## start Records shown
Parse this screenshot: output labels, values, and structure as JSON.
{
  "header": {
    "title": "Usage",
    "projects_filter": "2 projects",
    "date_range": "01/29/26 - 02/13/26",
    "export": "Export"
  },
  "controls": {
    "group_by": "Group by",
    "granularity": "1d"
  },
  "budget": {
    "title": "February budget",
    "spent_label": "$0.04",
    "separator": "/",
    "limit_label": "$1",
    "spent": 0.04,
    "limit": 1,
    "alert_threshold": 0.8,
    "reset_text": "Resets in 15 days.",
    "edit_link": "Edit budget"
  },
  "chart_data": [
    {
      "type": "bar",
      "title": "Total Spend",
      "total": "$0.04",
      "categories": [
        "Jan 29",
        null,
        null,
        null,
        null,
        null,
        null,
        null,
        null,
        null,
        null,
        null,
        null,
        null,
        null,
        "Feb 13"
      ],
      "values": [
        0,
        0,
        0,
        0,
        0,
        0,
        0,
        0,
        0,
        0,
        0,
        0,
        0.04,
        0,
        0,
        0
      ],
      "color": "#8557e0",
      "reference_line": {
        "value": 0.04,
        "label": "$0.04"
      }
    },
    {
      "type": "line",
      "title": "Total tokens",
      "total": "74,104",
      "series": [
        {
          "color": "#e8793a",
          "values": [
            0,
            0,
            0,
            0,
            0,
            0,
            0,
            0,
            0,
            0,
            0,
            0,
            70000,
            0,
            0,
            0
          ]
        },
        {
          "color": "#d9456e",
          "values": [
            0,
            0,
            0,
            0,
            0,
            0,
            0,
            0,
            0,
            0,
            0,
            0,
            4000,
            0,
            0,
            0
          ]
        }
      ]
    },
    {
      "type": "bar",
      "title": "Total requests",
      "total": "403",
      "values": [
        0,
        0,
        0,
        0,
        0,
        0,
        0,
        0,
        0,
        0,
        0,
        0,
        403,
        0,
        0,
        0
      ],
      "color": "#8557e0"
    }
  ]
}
## end Records shown
Go through the preceding material and copy each line that has the word "color".

Full answer
      "color": "#8557e0",
          "color": "#e8793a",
          "color": "#d9456e",
      "color": "#8557e0"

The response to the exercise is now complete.